**Exercise**
Give the data below again exactly as written, without its pictures.

**Data provided**

((

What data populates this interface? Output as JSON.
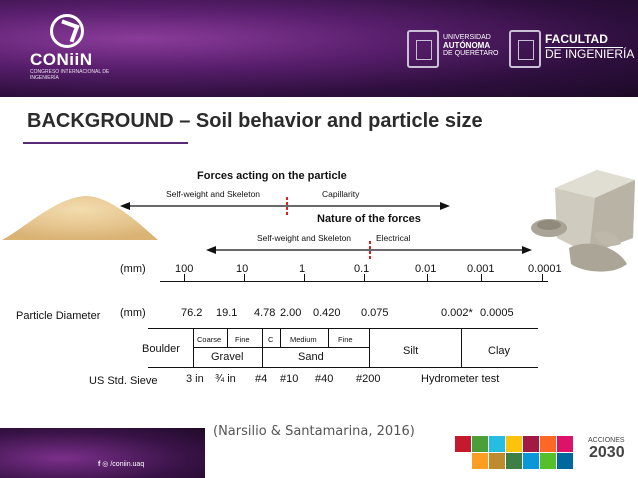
{
  "header": {
    "logo_word": "CONiiN",
    "logo_sub": "CONGRESO INTERNACIONAL DE INGENIERÍA",
    "university": [
      "UNIVERSIDAD",
      "AUTÓNOMA",
      "DE QUERÉTARO"
    ],
    "faculty": [
      "FACULTAD",
      "DE INGENIERÍA"
    ]
  },
  "title": "BACKGROUND – Soil behavior and particle size",
  "forces": {
    "heading": "Forces acting on the particle",
    "left_label": "Self-weight and Skeleton",
    "right_label": "Capillarity"
  },
  "nature": {
    "heading": "Nature of the forces",
    "left_label": "Self-weight and Skeleton",
    "right_label": "Electrical"
  },
  "scale": {
    "unit": "(mm)",
    "ticks": [
      "100",
      "10",
      "1",
      "0.1",
      "0.01",
      "0.001",
      "0.0001"
    ]
  },
  "particle_diameter": {
    "label": "Particle Diameter",
    "unit": "(mm)",
    "values": [
      "76.2",
      "19.1",
      "4.78",
      "2.00",
      "0.420",
      "0.075",
      "0.002*",
      "0.0005"
    ]
  },
  "classification": {
    "boulder": "Boulder",
    "gravel": "Gravel",
    "gravel_sub": [
      "Coarse",
      "Fine"
    ],
    "sand": "Sand",
    "sand_sub": [
      "C",
      "Medium",
      "Fine"
    ],
    "silt": "Silt",
    "clay": "Clay"
  },
  "sieve": {
    "label": "US Std. Sieve",
    "values": [
      "3 in",
      "¾ in",
      "#4",
      "#10",
      "#40",
      "#200",
      "Hydrometer test"
    ]
  },
  "footer": {
    "social": "/coniin.uaq",
    "citation": "(Narsilio & Santamarina, 2016)",
    "acciones": "ACCIONES",
    "year": "2030"
  },
  "colors": {
    "header_purple": "#5a1f6e",
    "dashed_red": "#e02020",
    "sdg": [
      "#c5192d",
      "#4c9f38",
      "#26bde2",
      "#fcc30b",
      "#a21942",
      "#fd6925",
      "#dd1367",
      "#fd9d24",
      "#bf8b2e",
      "#3f7e44",
      "#0a97d9",
      "#56c02b",
      "#00689d",
      "#19486a",
      "#e5243b",
      "#dda63a",
      "#ff3a21"
    ]
  }
}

))

**Task answer**
What data populates this interface? Output as JSON.
{
  "header": {
    "logo_word": "CONiiN",
    "logo_sub": "CONGRESO INTERNACIONAL DE INGENIERÍA",
    "university": [
      "UNIVERSIDAD",
      "AUTÓNOMA",
      "DE QUERÉTARO"
    ],
    "faculty": [
      "FACULTAD",
      "DE INGENIERÍA"
    ]
  },
  "title": "BACKGROUND – Soil behavior and particle size",
  "forces": {
    "heading": "Forces acting on the particle",
    "left_label": "Self-weight and Skeleton",
    "right_label": "Capillarity"
  },
  "nature": {
    "heading": "Nature of the forces",
    "left_label": "Self-weight and Skeleton",
    "right_label": "Electrical"
  },
  "scale": {
    "unit": "(mm)",
    "ticks": [
      "100",
      "10",
      "1",
      "0.1",
      "0.01",
      "0.001",
      "0.0001"
    ]
  },
  "particle_diameter": {
    "label": "Particle Diameter",
    "unit": "(mm)",
    "values": [
      "76.2",
      "19.1",
      "4.78",
      "2.00",
      "0.420",
      "0.075",
      "0.002*",
      "0.0005"
    ]
  },
  "classification": {
    "boulder": "Boulder",
    "gravel": "Gravel",
    "gravel_sub": [
      "Coarse",
      "Fine"
    ],
    "sand": "Sand",
    "sand_sub": [
      "C",
      "Medium",
      "Fine"
    ],
    "silt": "Silt",
    "clay": "Clay"
  },
  "sieve": {
    "label": "US Std. Sieve",
    "values": [
      "3 in",
      "¾ in",
      "#4",
      "#10",
      "#40",
      "#200",
      "Hydrometer test"
    ]
  },
  "footer": {
    "social": "/coniin.uaq",
    "citation": "(Narsilio & Santamarina, 2016)",
    "acciones": "ACCIONES",
    "year": "2030"
  },
  "colors": {
    "header_purple": "#5a1f6e",
    "dashed_red": "#e02020",
    "sdg": [
      "#c5192d",
      "#4c9f38",
      "#26bde2",
      "#fcc30b",
      "#a21942",
      "#fd6925",
      "#dd1367",
      "#fd9d24",
      "#bf8b2e",
      "#3f7e44",
      "#0a97d9",
      "#56c02b",
      "#00689d",
      "#19486a",
      "#e5243b",
      "#dda63a",
      "#ff3a21"
    ]
  }
}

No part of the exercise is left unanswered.